» **Written instruction**: Every line below is to be quoted exactly, with nothing added or dropped.

» **Raw data**:
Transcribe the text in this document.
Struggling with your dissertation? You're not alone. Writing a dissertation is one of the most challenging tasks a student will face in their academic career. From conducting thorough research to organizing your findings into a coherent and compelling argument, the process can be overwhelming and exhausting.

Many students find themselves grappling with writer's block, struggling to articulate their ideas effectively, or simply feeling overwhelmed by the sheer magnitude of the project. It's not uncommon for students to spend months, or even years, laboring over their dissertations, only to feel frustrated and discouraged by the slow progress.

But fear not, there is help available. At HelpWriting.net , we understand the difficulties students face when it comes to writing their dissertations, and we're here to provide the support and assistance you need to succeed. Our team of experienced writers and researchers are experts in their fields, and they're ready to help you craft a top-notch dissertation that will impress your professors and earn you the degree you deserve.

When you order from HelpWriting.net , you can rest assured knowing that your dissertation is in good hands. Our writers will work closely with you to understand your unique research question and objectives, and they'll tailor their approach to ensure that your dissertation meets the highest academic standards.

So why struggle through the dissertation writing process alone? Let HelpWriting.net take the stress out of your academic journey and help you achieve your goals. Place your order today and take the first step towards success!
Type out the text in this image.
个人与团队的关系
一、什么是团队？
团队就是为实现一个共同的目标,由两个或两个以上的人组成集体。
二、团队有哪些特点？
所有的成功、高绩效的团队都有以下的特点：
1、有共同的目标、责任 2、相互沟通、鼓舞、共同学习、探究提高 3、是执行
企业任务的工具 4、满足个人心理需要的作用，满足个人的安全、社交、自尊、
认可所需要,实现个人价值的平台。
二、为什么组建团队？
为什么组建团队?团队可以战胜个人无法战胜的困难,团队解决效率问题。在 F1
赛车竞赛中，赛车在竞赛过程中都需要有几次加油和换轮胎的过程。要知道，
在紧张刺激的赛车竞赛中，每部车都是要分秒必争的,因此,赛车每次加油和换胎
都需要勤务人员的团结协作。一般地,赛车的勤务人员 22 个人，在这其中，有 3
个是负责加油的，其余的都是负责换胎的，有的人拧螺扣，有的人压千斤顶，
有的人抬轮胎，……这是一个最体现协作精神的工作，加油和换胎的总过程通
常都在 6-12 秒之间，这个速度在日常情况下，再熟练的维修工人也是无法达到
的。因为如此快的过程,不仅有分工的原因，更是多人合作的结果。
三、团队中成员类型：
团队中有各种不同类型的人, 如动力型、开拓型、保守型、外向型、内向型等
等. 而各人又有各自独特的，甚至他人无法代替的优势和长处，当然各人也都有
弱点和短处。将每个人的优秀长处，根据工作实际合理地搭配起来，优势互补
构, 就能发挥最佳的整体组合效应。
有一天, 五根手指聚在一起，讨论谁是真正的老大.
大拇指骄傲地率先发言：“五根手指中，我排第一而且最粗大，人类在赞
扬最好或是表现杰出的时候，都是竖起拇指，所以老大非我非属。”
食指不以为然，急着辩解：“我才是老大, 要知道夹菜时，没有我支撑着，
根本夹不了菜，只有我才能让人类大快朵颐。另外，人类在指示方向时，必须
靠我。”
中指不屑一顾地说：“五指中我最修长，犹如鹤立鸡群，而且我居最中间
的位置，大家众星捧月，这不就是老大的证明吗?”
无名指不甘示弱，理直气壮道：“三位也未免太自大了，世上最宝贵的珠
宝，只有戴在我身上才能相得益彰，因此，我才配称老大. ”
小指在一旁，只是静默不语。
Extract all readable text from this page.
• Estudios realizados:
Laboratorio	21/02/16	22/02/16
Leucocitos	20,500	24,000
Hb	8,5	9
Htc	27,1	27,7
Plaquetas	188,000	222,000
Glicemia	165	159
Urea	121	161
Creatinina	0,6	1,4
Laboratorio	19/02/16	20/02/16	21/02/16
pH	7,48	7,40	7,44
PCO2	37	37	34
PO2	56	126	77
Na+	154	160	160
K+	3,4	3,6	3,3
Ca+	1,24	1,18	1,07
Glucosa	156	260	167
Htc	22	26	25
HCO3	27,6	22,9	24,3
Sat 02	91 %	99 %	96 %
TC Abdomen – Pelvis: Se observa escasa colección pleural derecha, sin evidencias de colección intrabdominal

» **Answer for this exercise**:
Transcribe the text in this document.
Struggling with your dissertation? You're not alone. Writing a dissertation is one of the most challenging tasks a student will face in their academic career. From conducting thorough research to organizing your findings into a coherent and compelling argument, the process can be overwhelming and exhausting.

Many students find themselves grappling with writer's block, struggling to articulate their ideas effectively, or simply feeling overwhelmed by the sheer magnitude of the project. It's not uncommon for students to spend months, or even years, laboring over their dissertations, only to feel frustrated and discouraged by the slow progress.

But fear not, there is help available. At HelpWriting.net , we understand the difficulties students face when it comes to writing their dissertations, and we're here to provide the support and assistance you need to succeed. Our team of experienced writers and researchers are experts in their fields, and they're ready to help you craft a top-notch dissertation that will impress your professors and earn you the degree you deserve.

When you order from HelpWriting.net , you can rest assured knowing that your dissertation is in good hands. Our writers will work closely with you to understand your unique research question and objectives, and they'll tailor their approach to ensure that your dissertation meets the highest academic standards.

So why struggle through the dissertation writing process alone? Let HelpWriting.net take the stress out of your academic journey and help you achieve your goals. Place your order today and take the first step towards success!
Type out the text in this image.
个人与团队的关系
一、什么是团队？
团队就是为实现一个共同的目标,由两个或两个以上的人组成集体。
二、团队有哪些特点？
所有的成功、高绩效的团队都有以下的特点：
1、有共同的目标、责任 2、相互沟通、鼓舞、共同学习、探究提高 3、是执行
企业任务的工具 4、满足个人心理需要的作用，满足个人的安全、社交、自尊、
认可所需要,实现个人价值的平台。
二、为什么组建团队？
为什么组建团队?团队可以战胜个人无法战胜的困难,团队解决效率问题。在 F1
赛车竞赛中，赛车在竞赛过程中都需要有几次加油和换轮胎的过程。要知道，
在紧张刺激的赛车竞赛中，每部车都是要分秒必争的,因此,赛车每次加油和换胎
都需要勤务人员的团结协作。一般地,赛车的勤务人员 22 个人，在这其中，有 3
个是负责加油的，其余的都是负责换胎的，有的人拧螺扣，有的人压千斤顶，
有的人抬轮胎，……这是一个最体现协作精神的工作，加油和换胎的总过程通
常都在 6-12 秒之间，这个速度在日常情况下，再熟练的维修工人也是无法达到
的。因为如此快的过程,不仅有分工的原因，更是多人合作的结果。
三、团队中成员类型：
团队中有各种不同类型的人, 如动力型、开拓型、保守型、外向型、内向型等
等. 而各人又有各自独特的，甚至他人无法代替的优势和长处，当然各人也都有
弱点和短处。将每个人的优秀长处，根据工作实际合理地搭配起来，优势互补
构, 就能发挥最佳的整体组合效应。
有一天, 五根手指聚在一起，讨论谁是真正的老大.
大拇指骄傲地率先发言：“五根手指中，我排第一而且最粗大，人类在赞
扬最好或是表现杰出的时候，都是竖起拇指，所以老大非我非属。”
食指不以为然，急着辩解：“我才是老大, 要知道夹菜时，没有我支撑着，
根本夹不了菜，只有我才能让人类大快朵颐。另外，人类在指示方向时，必须
靠我。”
中指不屑一顾地说：“五指中我最修长，犹如鹤立鸡群，而且我居最中间
的位置，大家众星捧月，这不就是老大的证明吗?”
无名指不甘示弱，理直气壮道：“三位也未免太自大了，世上最宝贵的珠
宝，只有戴在我身上才能相得益彰，因此，我才配称老大. ”
小指在一旁，只是静默不语。
Extract all readable text from this page.
• Estudios realizados:
Laboratorio	21/02/16	22/02/16
Leucocitos	20,500	24,000
Hb	8,5	9
Htc	27,1	27,7
Plaquetas	188,000	222,000
Glicemia	165	159
Urea	121	161
Creatinina	0,6	1,4
Laboratorio	19/02/16	20/02/16	21/02/16
pH	7,48	7,40	7,44
PCO2	37	37	34
PO2	56	126	77
Na+	154	160	160
K+	3,4	3,6	3,3
Ca+	1,24	1,18	1,07
Glucosa	156	260	167
Htc	22	26	25
HCO3	27,6	22,9	24,3
Sat 02	91 %	99 %	96 %
TC Abdomen – Pelvis: Se observa escasa colección pleural derecha, sin evidencias de colección intrabdominal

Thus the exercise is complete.